# start of MATERIALS PROVIDED

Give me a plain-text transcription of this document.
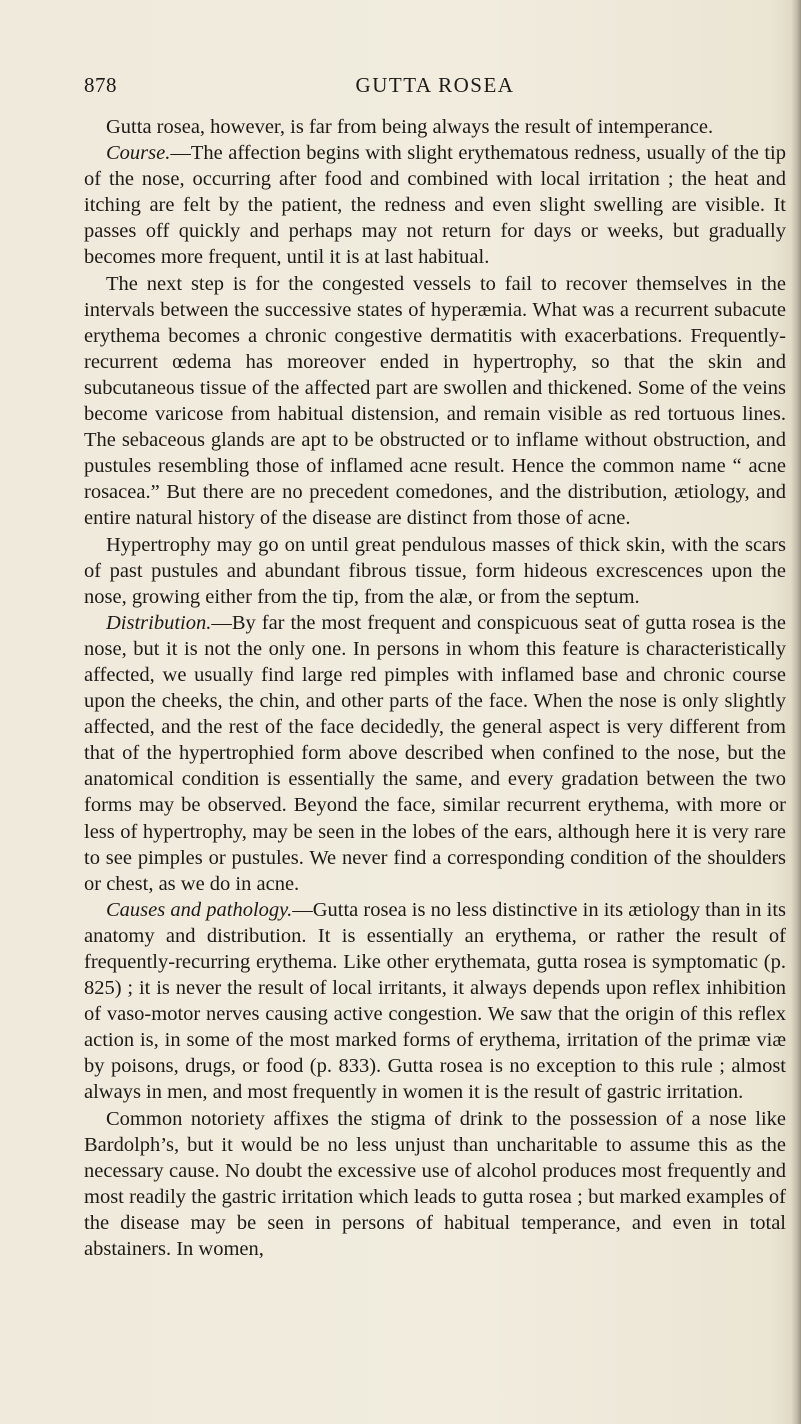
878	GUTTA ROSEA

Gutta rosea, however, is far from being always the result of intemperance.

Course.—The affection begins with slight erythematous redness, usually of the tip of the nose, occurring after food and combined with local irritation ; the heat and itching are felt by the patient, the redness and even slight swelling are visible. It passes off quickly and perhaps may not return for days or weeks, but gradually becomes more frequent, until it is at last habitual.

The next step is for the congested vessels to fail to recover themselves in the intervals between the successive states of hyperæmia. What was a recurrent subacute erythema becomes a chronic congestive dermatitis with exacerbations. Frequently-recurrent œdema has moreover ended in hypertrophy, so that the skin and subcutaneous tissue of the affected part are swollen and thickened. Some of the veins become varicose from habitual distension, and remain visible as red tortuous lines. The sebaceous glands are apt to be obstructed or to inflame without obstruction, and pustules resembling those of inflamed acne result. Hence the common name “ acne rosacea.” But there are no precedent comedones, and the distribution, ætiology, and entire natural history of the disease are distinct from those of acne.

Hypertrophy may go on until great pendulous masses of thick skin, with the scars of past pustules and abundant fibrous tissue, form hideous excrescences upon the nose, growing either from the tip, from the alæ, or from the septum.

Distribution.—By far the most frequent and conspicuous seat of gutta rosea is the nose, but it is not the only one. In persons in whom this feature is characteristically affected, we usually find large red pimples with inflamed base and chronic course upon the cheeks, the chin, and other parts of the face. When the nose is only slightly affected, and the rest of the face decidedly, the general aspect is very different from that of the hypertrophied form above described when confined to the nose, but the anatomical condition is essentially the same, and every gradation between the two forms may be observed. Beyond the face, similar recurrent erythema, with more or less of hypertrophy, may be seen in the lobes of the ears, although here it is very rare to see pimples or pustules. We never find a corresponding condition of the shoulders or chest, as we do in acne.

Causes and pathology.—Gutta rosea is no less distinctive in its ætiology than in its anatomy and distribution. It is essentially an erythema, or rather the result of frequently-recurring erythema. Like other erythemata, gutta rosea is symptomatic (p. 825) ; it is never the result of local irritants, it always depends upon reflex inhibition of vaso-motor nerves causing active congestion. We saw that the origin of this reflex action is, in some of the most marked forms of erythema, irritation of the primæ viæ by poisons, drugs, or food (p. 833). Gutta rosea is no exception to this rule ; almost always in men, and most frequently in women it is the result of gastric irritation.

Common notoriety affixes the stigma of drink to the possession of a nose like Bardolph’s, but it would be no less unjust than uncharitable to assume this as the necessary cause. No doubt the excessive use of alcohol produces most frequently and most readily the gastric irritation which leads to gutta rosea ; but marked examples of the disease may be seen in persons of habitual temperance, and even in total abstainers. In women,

# end of MATERIALS PROVIDED

■ WRITTEN TASK ■
Look through the material above. Copy each line where the word "skin" appears.

■ EXERCISE ANSWER ■
The next step is for the congested vessels to fail to recover themselves in the intervals between the successive states of hyperæmia. What was a recurrent subacute erythema becomes a chronic congestive dermatitis with exacerbations. Frequently-recurrent œdema has moreover ended in hypertrophy, so that the skin and subcutaneous tissue of the affected part are swollen and thickened. Some of the veins become varicose from habitual distension, and remain visible as red tortuous lines. The sebaceous glands are apt to be obstructed or to inflame without obstruction, and pustules resembling those of inflamed acne result. Hence the common name “ acne rosacea.” But there are no precedent comedones, and the distribution, ætiology, and entire natural history of the disease are distinct from those of acne.
Hypertrophy may go on until great pendulous masses of thick skin, with the scars of past pustules and abundant fibrous tissue, form hideous excrescences upon the nose, growing either from the tip, from the alæ, or from the septum.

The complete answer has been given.